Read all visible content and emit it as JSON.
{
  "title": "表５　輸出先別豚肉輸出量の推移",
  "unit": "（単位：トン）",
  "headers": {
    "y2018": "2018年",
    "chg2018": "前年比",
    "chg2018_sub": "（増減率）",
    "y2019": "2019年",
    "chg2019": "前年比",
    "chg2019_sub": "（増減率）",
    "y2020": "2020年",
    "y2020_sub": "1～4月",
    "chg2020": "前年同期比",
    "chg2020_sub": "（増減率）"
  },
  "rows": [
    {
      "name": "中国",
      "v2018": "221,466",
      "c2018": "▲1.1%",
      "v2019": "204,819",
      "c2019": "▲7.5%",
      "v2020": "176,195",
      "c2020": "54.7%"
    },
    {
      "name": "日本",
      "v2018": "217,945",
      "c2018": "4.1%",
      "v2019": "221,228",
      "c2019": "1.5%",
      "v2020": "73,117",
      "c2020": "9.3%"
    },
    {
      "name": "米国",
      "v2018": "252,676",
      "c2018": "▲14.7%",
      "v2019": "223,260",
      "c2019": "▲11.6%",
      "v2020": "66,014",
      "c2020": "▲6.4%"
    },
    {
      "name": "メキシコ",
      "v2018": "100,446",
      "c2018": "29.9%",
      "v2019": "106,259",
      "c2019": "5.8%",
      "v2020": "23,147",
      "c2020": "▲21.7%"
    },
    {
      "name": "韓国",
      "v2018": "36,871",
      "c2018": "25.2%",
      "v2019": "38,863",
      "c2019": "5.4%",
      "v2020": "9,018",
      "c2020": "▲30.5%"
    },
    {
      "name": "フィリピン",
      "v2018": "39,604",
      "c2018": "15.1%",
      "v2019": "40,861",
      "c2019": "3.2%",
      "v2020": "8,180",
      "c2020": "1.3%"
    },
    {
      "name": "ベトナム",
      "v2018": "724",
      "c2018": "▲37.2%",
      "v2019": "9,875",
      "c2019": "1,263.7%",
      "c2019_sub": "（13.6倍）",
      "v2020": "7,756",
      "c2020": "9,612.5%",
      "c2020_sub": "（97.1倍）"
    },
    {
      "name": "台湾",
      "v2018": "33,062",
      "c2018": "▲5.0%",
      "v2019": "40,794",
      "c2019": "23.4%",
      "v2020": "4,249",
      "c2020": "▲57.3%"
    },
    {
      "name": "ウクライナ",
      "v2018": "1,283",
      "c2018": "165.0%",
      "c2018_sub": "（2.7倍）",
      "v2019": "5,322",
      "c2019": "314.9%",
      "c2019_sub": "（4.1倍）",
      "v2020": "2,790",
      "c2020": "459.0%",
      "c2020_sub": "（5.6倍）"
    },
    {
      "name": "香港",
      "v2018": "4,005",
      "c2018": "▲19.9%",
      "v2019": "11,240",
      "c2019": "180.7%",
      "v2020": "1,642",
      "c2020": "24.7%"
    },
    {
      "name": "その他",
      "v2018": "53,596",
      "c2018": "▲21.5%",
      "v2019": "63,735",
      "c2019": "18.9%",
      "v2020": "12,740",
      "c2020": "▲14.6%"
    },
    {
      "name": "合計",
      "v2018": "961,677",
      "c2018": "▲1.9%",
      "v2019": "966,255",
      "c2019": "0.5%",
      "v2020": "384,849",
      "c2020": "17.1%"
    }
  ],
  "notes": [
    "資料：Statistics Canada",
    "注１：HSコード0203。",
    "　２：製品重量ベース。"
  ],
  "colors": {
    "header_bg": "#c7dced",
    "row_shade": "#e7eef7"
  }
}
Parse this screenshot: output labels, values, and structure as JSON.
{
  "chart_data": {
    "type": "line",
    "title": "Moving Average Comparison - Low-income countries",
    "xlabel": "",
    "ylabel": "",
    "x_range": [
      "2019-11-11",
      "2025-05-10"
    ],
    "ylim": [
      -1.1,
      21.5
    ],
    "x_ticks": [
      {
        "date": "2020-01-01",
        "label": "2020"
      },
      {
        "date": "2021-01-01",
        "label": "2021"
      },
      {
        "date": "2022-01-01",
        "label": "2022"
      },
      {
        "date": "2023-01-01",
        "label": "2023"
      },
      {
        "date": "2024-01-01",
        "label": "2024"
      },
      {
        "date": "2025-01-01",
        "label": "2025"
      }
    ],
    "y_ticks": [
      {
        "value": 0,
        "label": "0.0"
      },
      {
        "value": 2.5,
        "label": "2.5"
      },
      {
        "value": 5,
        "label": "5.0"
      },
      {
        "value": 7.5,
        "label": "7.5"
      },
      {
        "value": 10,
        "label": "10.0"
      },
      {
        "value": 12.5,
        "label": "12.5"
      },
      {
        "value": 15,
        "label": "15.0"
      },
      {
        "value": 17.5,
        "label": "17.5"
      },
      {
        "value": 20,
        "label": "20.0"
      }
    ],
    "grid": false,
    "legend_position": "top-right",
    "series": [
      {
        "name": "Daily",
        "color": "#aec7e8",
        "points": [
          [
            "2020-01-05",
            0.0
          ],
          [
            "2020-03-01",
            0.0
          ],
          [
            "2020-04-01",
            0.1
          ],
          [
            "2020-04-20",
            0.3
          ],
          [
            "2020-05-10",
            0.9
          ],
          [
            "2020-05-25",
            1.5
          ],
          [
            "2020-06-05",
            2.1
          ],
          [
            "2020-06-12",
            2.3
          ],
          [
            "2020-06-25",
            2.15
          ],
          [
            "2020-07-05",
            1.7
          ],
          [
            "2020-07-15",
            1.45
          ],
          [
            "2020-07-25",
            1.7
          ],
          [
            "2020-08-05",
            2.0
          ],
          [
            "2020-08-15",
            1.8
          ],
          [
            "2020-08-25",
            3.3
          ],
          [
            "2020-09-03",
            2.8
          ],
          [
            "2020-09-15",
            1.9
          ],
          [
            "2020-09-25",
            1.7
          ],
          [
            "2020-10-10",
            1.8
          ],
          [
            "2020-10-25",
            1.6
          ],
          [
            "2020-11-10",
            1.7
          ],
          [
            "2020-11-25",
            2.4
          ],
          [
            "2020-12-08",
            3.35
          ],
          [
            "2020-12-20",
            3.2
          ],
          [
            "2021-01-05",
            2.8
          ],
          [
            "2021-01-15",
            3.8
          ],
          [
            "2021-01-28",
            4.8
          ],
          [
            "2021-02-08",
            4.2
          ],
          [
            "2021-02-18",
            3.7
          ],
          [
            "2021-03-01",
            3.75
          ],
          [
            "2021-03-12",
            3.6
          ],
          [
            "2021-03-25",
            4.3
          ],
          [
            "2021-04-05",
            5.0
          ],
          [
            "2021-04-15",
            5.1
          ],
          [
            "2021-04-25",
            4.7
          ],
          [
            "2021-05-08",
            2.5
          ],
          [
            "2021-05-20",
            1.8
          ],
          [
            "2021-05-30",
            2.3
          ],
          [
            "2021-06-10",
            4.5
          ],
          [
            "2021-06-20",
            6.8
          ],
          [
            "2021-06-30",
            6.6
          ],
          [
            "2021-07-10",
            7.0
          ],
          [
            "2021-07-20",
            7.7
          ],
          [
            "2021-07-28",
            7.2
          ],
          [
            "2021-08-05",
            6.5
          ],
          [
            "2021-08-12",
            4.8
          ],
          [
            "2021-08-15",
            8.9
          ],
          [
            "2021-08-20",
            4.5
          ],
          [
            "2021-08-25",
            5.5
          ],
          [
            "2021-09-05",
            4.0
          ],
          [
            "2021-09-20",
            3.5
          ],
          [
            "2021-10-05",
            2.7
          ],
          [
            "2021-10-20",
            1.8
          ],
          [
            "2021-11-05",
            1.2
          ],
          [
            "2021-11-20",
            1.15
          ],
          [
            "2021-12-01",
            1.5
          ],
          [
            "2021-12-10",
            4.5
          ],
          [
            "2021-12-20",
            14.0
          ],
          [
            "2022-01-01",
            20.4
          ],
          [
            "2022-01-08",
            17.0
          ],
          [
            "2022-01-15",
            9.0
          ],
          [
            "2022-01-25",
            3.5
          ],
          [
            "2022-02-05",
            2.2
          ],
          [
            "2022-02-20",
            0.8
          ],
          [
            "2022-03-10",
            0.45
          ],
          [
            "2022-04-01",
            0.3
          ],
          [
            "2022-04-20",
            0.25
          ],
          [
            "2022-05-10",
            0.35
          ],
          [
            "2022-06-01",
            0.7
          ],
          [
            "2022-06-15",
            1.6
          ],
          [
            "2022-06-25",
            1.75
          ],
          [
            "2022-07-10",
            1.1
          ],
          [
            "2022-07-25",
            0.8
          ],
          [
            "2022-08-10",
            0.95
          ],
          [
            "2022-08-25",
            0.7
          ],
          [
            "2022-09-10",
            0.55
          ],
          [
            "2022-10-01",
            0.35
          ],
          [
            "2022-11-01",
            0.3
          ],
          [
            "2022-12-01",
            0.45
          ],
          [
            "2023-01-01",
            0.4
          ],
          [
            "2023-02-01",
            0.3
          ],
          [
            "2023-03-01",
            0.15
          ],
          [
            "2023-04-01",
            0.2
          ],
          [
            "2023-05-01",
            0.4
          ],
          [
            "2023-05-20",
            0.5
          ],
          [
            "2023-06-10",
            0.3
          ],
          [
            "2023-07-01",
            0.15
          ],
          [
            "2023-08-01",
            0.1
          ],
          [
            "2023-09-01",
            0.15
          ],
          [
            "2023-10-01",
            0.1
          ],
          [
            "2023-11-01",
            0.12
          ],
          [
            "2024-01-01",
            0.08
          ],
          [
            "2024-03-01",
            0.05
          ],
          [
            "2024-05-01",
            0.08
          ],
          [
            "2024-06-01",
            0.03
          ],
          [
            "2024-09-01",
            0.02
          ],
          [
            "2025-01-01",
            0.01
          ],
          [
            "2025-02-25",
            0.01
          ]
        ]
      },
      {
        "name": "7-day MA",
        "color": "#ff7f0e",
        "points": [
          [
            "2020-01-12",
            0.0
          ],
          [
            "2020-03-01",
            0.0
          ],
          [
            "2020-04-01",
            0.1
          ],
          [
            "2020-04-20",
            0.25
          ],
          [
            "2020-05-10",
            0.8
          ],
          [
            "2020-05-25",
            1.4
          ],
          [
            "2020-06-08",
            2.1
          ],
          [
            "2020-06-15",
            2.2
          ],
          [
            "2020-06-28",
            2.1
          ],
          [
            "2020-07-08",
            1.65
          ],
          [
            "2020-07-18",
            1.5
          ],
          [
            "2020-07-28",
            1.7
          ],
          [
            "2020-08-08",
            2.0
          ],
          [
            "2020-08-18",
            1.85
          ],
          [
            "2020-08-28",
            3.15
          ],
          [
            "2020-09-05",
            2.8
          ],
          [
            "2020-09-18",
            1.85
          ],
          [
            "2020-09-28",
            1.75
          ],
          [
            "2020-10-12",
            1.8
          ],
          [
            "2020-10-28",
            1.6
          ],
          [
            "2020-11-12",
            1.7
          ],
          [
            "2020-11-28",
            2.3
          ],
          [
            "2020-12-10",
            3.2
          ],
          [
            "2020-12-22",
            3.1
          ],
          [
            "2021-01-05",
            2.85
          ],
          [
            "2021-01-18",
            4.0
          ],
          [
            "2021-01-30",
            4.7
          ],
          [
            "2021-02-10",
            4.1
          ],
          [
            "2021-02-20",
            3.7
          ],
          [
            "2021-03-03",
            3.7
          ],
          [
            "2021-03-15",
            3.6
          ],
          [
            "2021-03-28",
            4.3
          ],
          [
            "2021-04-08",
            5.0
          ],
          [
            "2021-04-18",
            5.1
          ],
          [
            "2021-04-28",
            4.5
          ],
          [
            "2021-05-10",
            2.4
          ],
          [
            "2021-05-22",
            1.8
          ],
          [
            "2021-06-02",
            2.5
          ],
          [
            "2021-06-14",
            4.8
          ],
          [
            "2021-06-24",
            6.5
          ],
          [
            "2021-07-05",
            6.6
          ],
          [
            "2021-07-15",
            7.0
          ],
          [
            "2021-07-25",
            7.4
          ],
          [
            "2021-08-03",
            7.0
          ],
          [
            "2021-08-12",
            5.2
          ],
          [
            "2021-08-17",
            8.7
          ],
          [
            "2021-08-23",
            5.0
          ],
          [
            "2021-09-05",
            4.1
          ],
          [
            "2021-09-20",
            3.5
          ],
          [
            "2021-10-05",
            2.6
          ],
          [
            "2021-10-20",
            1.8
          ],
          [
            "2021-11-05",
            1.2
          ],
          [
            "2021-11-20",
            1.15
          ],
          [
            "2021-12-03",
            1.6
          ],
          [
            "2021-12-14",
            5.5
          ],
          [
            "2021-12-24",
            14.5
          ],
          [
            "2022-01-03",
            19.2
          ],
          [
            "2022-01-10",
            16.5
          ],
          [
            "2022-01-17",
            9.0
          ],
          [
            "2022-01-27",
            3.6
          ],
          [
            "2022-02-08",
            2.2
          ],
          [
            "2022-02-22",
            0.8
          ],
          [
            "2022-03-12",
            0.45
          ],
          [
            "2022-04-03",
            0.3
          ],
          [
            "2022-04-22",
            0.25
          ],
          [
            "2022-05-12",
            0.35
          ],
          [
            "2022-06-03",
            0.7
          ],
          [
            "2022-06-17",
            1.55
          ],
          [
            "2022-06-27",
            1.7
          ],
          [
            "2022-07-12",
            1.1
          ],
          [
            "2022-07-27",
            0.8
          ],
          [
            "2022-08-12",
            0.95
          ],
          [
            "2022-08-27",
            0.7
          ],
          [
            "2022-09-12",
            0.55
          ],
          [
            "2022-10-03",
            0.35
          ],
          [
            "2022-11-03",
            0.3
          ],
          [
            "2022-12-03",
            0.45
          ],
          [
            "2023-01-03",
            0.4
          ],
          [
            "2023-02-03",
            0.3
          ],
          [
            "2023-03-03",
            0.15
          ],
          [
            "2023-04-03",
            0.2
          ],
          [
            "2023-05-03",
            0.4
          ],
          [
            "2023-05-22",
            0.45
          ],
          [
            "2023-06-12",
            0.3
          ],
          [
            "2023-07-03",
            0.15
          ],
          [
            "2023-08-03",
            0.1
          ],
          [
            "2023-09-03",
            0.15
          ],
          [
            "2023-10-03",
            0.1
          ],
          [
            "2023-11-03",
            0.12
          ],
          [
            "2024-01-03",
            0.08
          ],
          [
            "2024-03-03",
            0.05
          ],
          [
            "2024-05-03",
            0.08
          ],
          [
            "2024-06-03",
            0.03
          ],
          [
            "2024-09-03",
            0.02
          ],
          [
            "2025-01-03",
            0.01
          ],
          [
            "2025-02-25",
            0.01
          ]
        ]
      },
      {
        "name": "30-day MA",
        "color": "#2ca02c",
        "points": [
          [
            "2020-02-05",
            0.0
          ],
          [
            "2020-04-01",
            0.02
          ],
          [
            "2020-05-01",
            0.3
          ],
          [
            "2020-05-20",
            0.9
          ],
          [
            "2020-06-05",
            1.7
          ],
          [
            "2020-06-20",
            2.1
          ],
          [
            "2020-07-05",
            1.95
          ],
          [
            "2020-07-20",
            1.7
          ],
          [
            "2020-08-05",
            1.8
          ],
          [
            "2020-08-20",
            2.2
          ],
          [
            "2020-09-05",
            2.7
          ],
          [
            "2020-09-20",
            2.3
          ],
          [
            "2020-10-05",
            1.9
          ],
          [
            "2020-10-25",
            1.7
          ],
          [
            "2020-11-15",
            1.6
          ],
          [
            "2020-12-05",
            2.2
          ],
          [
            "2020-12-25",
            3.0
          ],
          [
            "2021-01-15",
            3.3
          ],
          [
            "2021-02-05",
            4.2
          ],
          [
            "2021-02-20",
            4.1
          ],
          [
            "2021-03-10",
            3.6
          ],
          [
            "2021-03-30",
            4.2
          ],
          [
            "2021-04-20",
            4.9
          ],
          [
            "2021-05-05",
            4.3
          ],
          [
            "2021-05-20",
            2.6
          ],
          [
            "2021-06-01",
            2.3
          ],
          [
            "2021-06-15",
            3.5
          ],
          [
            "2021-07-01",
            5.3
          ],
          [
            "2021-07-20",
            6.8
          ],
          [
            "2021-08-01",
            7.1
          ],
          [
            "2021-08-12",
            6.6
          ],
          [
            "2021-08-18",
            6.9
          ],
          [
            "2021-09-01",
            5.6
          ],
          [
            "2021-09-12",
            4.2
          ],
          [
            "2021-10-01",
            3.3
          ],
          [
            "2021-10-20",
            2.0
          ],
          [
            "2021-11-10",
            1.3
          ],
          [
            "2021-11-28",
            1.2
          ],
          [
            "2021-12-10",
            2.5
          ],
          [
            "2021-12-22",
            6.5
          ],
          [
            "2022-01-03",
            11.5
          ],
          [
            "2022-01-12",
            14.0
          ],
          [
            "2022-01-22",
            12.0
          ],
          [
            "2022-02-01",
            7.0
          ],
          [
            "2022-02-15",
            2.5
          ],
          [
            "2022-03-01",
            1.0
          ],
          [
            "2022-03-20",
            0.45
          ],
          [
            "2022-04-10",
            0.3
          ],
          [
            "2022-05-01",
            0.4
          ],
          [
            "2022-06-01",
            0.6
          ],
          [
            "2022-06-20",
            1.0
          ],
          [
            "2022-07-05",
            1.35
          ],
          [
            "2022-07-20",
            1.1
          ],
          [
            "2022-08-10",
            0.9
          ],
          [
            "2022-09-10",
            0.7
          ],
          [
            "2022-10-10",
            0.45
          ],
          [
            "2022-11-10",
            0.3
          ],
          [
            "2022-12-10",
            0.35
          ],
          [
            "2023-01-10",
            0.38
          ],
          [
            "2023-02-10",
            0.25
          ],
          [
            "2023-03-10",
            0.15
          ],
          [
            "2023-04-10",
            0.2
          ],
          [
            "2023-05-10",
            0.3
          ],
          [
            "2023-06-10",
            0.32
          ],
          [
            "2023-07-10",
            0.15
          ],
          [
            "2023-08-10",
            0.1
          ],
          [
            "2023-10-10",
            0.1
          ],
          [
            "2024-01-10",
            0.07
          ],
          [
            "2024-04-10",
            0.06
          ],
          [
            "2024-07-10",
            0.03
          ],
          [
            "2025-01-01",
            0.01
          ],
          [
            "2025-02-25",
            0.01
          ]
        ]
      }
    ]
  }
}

● ● ● ●

- **DIRECTIONS FOR THIS TASK**
Only lines holding the string "title" are wanted; gather each one from the entries above.

- **RIGHT ANSWER**
  "title": "表５　輸出先別豚肉輸出量の推移",
    "title": "Moving Average Comparison - Low-income countries",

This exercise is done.